▸ **Short task**
Extract every line of the material below and reproduce each one verbatim, with no alteration.

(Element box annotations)
_ _ _ _ _ _ _

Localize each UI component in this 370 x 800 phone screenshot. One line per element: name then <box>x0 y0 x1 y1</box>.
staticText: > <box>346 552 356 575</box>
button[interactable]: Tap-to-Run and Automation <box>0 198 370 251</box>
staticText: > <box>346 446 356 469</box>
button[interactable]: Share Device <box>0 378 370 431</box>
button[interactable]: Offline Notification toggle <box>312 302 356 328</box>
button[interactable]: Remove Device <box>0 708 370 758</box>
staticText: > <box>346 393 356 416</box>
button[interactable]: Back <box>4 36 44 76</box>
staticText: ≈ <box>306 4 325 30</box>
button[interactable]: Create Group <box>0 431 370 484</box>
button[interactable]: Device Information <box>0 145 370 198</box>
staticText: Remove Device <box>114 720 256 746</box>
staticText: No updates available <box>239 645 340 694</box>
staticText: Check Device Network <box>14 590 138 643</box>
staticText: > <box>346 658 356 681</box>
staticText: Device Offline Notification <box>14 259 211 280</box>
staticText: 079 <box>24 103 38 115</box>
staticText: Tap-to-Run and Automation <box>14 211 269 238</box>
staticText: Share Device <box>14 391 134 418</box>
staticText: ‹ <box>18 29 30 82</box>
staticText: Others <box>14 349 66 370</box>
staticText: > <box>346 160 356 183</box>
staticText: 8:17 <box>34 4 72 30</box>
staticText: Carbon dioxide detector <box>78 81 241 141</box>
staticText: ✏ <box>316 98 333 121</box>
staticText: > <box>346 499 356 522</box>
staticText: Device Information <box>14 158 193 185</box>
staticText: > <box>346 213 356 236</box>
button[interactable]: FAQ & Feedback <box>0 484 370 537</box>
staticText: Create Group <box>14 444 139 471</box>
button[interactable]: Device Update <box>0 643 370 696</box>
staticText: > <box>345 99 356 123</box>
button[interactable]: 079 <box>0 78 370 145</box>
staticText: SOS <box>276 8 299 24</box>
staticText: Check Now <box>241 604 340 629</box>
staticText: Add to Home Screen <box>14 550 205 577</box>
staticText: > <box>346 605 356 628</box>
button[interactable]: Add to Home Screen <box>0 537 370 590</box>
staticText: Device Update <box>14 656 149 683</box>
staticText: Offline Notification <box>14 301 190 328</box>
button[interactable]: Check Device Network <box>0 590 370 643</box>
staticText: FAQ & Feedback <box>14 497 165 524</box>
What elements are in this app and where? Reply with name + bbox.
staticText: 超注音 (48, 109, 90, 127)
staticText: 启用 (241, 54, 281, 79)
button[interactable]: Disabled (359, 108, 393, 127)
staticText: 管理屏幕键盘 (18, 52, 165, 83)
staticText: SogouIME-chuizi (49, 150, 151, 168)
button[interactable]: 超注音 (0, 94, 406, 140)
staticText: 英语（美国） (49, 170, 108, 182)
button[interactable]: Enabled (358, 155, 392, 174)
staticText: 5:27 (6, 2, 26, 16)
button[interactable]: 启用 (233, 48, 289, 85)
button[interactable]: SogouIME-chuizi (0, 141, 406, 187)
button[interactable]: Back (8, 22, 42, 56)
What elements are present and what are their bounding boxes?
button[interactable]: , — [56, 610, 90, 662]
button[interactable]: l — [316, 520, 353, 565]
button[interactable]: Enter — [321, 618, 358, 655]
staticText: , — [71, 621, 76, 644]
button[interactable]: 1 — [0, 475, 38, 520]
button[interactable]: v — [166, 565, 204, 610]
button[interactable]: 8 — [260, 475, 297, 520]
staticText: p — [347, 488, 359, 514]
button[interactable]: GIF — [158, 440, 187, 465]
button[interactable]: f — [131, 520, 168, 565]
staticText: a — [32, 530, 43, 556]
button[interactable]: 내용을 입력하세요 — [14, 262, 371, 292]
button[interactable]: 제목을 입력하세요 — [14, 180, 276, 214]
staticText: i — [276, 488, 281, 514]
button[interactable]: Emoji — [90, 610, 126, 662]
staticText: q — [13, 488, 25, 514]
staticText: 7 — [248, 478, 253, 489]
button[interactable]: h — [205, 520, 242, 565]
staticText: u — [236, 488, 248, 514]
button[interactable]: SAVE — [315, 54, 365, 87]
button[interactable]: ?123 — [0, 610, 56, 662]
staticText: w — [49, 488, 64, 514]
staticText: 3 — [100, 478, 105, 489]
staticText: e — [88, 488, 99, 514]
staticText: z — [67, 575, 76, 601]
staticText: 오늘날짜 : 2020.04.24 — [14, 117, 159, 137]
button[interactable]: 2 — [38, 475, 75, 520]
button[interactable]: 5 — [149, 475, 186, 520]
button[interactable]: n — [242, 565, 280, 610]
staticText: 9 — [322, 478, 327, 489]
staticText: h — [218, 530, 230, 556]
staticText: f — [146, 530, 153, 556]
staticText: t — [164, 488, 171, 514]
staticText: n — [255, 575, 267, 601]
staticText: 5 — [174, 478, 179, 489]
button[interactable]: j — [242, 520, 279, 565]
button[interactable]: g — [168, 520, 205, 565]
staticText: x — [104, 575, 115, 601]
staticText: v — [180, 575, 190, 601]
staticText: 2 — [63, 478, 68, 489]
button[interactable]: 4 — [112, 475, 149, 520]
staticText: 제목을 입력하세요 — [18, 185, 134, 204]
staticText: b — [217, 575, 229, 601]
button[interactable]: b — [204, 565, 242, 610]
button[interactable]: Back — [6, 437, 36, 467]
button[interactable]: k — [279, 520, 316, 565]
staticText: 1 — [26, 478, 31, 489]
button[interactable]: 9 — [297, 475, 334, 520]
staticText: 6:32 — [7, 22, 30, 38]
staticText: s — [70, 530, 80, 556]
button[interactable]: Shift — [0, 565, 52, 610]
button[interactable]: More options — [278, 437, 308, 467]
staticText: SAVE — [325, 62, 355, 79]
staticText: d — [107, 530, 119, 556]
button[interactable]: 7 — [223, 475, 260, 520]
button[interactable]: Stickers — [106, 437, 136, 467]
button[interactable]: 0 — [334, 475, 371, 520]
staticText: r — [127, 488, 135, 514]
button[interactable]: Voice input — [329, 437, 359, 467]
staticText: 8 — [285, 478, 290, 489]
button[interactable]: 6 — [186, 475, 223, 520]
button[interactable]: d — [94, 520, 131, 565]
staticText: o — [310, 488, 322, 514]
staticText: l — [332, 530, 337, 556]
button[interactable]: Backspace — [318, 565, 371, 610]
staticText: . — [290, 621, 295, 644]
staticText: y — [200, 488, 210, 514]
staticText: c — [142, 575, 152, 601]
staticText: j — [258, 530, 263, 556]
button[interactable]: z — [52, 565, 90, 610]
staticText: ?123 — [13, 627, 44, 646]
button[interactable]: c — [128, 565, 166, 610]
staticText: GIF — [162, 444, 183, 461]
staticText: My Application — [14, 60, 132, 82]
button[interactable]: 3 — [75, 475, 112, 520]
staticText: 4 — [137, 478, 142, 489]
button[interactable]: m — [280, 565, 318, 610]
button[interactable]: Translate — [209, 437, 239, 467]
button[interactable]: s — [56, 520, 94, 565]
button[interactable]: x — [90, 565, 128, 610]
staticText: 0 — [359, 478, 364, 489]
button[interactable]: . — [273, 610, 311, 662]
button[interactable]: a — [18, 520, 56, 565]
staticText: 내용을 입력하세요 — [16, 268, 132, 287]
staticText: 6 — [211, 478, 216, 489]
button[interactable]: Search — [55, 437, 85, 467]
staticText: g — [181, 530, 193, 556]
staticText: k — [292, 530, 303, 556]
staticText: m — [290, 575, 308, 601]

_ _ _ _ _ _ _

▸ **Correct response**
Localize each UI component in this 370 x 800 phone screenshot. One line per element: name then <box>x0 y0 x1 y1</box>.
staticText: > <box>346 552 356 575</box>
button[interactable]: Tap-to-Run and Automation <box>0 198 370 251</box>
staticText: > <box>346 446 356 469</box>
button[interactable]: Share Device <box>0 378 370 431</box>
button[interactable]: Offline Notification toggle <box>312 302 356 328</box>
button[interactable]: Remove Device <box>0 708 370 758</box>
staticText: > <box>346 393 356 416</box>
button[interactable]: Back <box>4 36 44 76</box>
staticText: ≈ <box>306 4 325 30</box>
button[interactable]: Create Group <box>0 431 370 484</box>
button[interactable]: Device Information <box>0 145 370 198</box>
staticText: Remove Device <box>114 720 256 746</box>
staticText: No updates available <box>239 645 340 694</box>
staticText: Check Device Network <box>14 590 138 643</box>
staticText: > <box>346 658 356 681</box>
staticText: Device Offline Notification <box>14 259 211 280</box>
staticText: 079 <box>24 103 38 115</box>
staticText: Tap-to-Run and Automation <box>14 211 269 238</box>
staticText: Share Device <box>14 391 134 418</box>
staticText: ‹ <box>18 29 30 82</box>
staticText: Others <box>14 349 66 370</box>
staticText: > <box>346 160 356 183</box>
staticText: 8:17 <box>34 4 72 30</box>
staticText: Carbon dioxide detector <box>78 81 241 141</box>
staticText: ✏ <box>316 98 333 121</box>
staticText: > <box>346 499 356 522</box>
staticText: Device Information <box>14 158 193 185</box>
staticText: > <box>346 213 356 236</box>
button[interactable]: FAQ & Feedback <box>0 484 370 537</box>
staticText: Create Group <box>14 444 139 471</box>
button[interactable]: Device Update <box>0 643 370 696</box>
staticText: > <box>345 99 356 123</box>
button[interactable]: 079 <box>0 78 370 145</box>
staticText: SOS <box>276 8 299 24</box>
staticText: Check Now <box>241 604 340 629</box>
staticText: Add to Home Screen <box>14 550 205 577</box>
staticText: > <box>346 605 356 628</box>
button[interactable]: Add to Home Screen <box>0 537 370 590</box>
staticText: Device Update <box>14 656 149 683</box>
staticText: Offline Notification <box>14 301 190 328</box>
button[interactable]: Check Device Network <box>0 590 370 643</box>
staticText: FAQ & Feedback <box>14 497 165 524</box>
What elements are in this app and where? Reply with name + bbox.
staticText: 超注音 (48, 109, 90, 127)
staticText: 启用 (241, 54, 281, 79)
button[interactable]: Disabled (359, 108, 393, 127)
staticText: 管理屏幕键盘 (18, 52, 165, 83)
staticText: SogouIME-chuizi (49, 150, 151, 168)
button[interactable]: 超注音 (0, 94, 406, 140)
staticText: 英语（美国） (49, 170, 108, 182)
button[interactable]: Enabled (358, 155, 392, 174)
staticText: 5:27 (6, 2, 26, 16)
button[interactable]: 启用 (233, 48, 289, 85)
button[interactable]: SogouIME-chuizi (0, 141, 406, 187)
button[interactable]: Back (8, 22, 42, 56)
What elements are present and what are their bounding boxes?
button[interactable]: , — [56, 610, 90, 662]
button[interactable]: l — [316, 520, 353, 565]
button[interactable]: Enter — [321, 618, 358, 655]
staticText: , — [71, 621, 76, 644]
button[interactable]: 1 — [0, 475, 38, 520]
button[interactable]: v — [166, 565, 204, 610]
button[interactable]: 8 — [260, 475, 297, 520]
staticText: p — [347, 488, 359, 514]
button[interactable]: GIF — [158, 440, 187, 465]
button[interactable]: f — [131, 520, 168, 565]
staticText: a — [32, 530, 43, 556]
button[interactable]: 내용을 입력하세요 — [14, 262, 371, 292]
button[interactable]: 제목을 입력하세요 — [14, 180, 276, 214]
staticText: i — [276, 488, 281, 514]
button[interactable]: Emoji — [90, 610, 126, 662]
staticText: q — [13, 488, 25, 514]
staticText: 7 — [248, 478, 253, 489]
button[interactable]: h — [205, 520, 242, 565]
staticText: u — [236, 488, 248, 514]
button[interactable]: SAVE — [315, 54, 365, 87]
button[interactable]: ?123 — [0, 610, 56, 662]
staticText: w — [49, 488, 64, 514]
staticText: 3 — [100, 478, 105, 489]
staticText: e — [88, 488, 99, 514]
staticText: z — [67, 575, 76, 601]
staticText: 오늘날짜 : 2020.04.24 — [14, 117, 159, 137]
button[interactable]: 2 — [38, 475, 75, 520]
button[interactable]: 5 — [149, 475, 186, 520]
button[interactable]: n — [242, 565, 280, 610]
staticText: 9 — [322, 478, 327, 489]
staticText: h — [218, 530, 230, 556]
staticText: f — [146, 530, 153, 556]
staticText: t — [164, 488, 171, 514]
staticText: n — [255, 575, 267, 601]
staticText: 5 — [174, 478, 179, 489]
button[interactable]: j — [242, 520, 279, 565]
button[interactable]: g — [168, 520, 205, 565]
staticText: x — [104, 575, 115, 601]
staticText: v — [180, 575, 190, 601]
staticText: 2 — [63, 478, 68, 489]
button[interactable]: 4 — [112, 475, 149, 520]
staticText: 제목을 입력하세요 — [18, 185, 134, 204]
staticText: b — [217, 575, 229, 601]
button[interactable]: b — [204, 565, 242, 610]
button[interactable]: Back — [6, 437, 36, 467]
button[interactable]: k — [279, 520, 316, 565]
staticText: 1 — [26, 478, 31, 489]
button[interactable]: 9 — [297, 475, 334, 520]
staticText: 6:32 — [7, 22, 30, 38]
staticText: s — [70, 530, 80, 556]
button[interactable]: Shift — [0, 565, 52, 610]
button[interactable]: More options — [278, 437, 308, 467]
staticText: SAVE — [325, 62, 355, 79]
staticText: d — [107, 530, 119, 556]
button[interactable]: 7 — [223, 475, 260, 520]
button[interactable]: Stickers — [106, 437, 136, 467]
button[interactable]: 0 — [334, 475, 371, 520]
staticText: r — [127, 488, 135, 514]
button[interactable]: Voice input — [329, 437, 359, 467]
staticText: 8 — [285, 478, 290, 489]
button[interactable]: 6 — [186, 475, 223, 520]
button[interactable]: d — [94, 520, 131, 565]
staticText: o — [310, 488, 322, 514]
staticText: l — [332, 530, 337, 556]
button[interactable]: Backspace — [318, 565, 371, 610]
staticText: . — [290, 621, 295, 644]
staticText: y — [200, 488, 210, 514]
staticText: c — [142, 575, 152, 601]
staticText: j — [258, 530, 263, 556]
button[interactable]: z — [52, 565, 90, 610]
staticText: ?123 — [13, 627, 44, 646]
button[interactable]: c — [128, 565, 166, 610]
staticText: GIF — [162, 444, 183, 461]
staticText: My Application — [14, 60, 132, 82]
button[interactable]: 3 — [75, 475, 112, 520]
staticText: 4 — [137, 478, 142, 489]
button[interactable]: m — [280, 565, 318, 610]
button[interactable]: Translate — [209, 437, 239, 467]
button[interactable]: s — [56, 520, 94, 565]
button[interactable]: x — [90, 565, 128, 610]
staticText: 0 — [359, 478, 364, 489]
button[interactable]: . — [273, 610, 311, 662]
button[interactable]: a — [18, 520, 56, 565]
staticText: 내용을 입력하세요 — [16, 268, 132, 287]
staticText: 6 — [211, 478, 216, 489]
button[interactable]: Search — [55, 437, 85, 467]
staticText: g — [181, 530, 193, 556]
staticText: k — [292, 530, 303, 556]
staticText: m — [290, 575, 308, 601]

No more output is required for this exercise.